## What to work on
Entries follow. Set all of them down as they stand.

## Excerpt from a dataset
____________
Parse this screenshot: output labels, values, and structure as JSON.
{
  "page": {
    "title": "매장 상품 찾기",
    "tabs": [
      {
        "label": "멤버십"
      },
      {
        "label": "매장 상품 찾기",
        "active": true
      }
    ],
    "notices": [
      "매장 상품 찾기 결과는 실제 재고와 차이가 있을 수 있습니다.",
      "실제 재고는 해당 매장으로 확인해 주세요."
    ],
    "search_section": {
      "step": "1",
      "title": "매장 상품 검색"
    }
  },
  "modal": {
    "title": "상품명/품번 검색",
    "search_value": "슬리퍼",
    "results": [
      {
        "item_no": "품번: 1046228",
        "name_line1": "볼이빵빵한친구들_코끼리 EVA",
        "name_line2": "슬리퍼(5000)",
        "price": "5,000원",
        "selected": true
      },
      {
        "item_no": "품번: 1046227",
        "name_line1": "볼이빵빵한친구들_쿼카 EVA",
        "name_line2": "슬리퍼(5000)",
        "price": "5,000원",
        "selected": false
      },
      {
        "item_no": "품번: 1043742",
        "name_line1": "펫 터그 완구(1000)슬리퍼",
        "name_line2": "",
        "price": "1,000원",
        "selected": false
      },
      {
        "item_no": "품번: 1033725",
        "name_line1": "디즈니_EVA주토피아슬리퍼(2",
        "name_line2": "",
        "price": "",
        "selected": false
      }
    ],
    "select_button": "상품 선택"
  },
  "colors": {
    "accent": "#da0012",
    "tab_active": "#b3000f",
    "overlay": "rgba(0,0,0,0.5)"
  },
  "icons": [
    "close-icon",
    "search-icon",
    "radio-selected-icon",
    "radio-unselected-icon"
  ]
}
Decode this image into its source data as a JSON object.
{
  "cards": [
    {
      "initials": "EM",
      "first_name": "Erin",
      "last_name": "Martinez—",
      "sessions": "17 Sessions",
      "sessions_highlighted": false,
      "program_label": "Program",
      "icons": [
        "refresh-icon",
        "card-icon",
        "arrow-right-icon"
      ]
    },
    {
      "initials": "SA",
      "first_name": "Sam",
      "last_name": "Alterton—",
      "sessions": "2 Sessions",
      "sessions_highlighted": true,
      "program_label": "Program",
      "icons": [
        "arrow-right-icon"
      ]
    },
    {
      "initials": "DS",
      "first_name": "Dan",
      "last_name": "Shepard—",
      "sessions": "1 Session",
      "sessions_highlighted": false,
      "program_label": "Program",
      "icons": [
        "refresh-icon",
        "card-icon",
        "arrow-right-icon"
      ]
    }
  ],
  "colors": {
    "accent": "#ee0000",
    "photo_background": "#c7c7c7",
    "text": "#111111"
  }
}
____________
## Written solution
Parse this screenshot: output labels, values, and structure as JSON.
{
  "page": {
    "title": "매장 상품 찾기",
    "tabs": [
      {
        "label": "멤버십"
      },
      {
        "label": "매장 상품 찾기",
        "active": true
      }
    ],
    "notices": [
      "매장 상품 찾기 결과는 실제 재고와 차이가 있을 수 있습니다.",
      "실제 재고는 해당 매장으로 확인해 주세요."
    ],
    "search_section": {
      "step": "1",
      "title": "매장 상품 검색"
    }
  },
  "modal": {
    "title": "상품명/품번 검색",
    "search_value": "슬리퍼",
    "results": [
      {
        "item_no": "품번: 1046228",
        "name_line1": "볼이빵빵한친구들_코끼리 EVA",
        "name_line2": "슬리퍼(5000)",
        "price": "5,000원",
        "selected": true
      },
      {
        "item_no": "품번: 1046227",
        "name_line1": "볼이빵빵한친구들_쿼카 EVA",
        "name_line2": "슬리퍼(5000)",
        "price": "5,000원",
        "selected": false
      },
      {
        "item_no": "품번: 1043742",
        "name_line1": "펫 터그 완구(1000)슬리퍼",
        "name_line2": "",
        "price": "1,000원",
        "selected": false
      },
      {
        "item_no": "품번: 1033725",
        "name_line1": "디즈니_EVA주토피아슬리퍼(2",
        "name_line2": "",
        "price": "",
        "selected": false
      }
    ],
    "select_button": "상품 선택"
  },
  "colors": {
    "accent": "#da0012",
    "tab_active": "#b3000f",
    "overlay": "rgba(0,0,0,0.5)"
  },
  "icons": [
    "close-icon",
    "search-icon",
    "radio-selected-icon",
    "radio-unselected-icon"
  ]
}
Decode this image into its source data as a JSON object.
{
  "cards": [
    {
      "initials": "EM",
      "first_name": "Erin",
      "last_name": "Martinez—",
      "sessions": "17 Sessions",
      "sessions_highlighted": false,
      "program_label": "Program",
      "icons": [
        "refresh-icon",
        "card-icon",
        "arrow-right-icon"
      ]
    },
    {
      "initials": "SA",
      "first_name": "Sam",
      "last_name": "Alterton—",
      "sessions": "2 Sessions",
      "sessions_highlighted": true,
      "program_label": "Program",
      "icons": [
        "arrow-right-icon"
      ]
    },
    {
      "initials": "DS",
      "first_name": "Dan",
      "last_name": "Shepard—",
      "sessions": "1 Session",
      "sessions_highlighted": false,
      "program_label": "Program",
      "icons": [
        "refresh-icon",
        "card-icon",
        "arrow-right-icon"
      ]
    }
  ],
  "colors": {
    "accent": "#ee0000",
    "photo_background": "#c7c7c7",
    "text": "#111111"
  }
}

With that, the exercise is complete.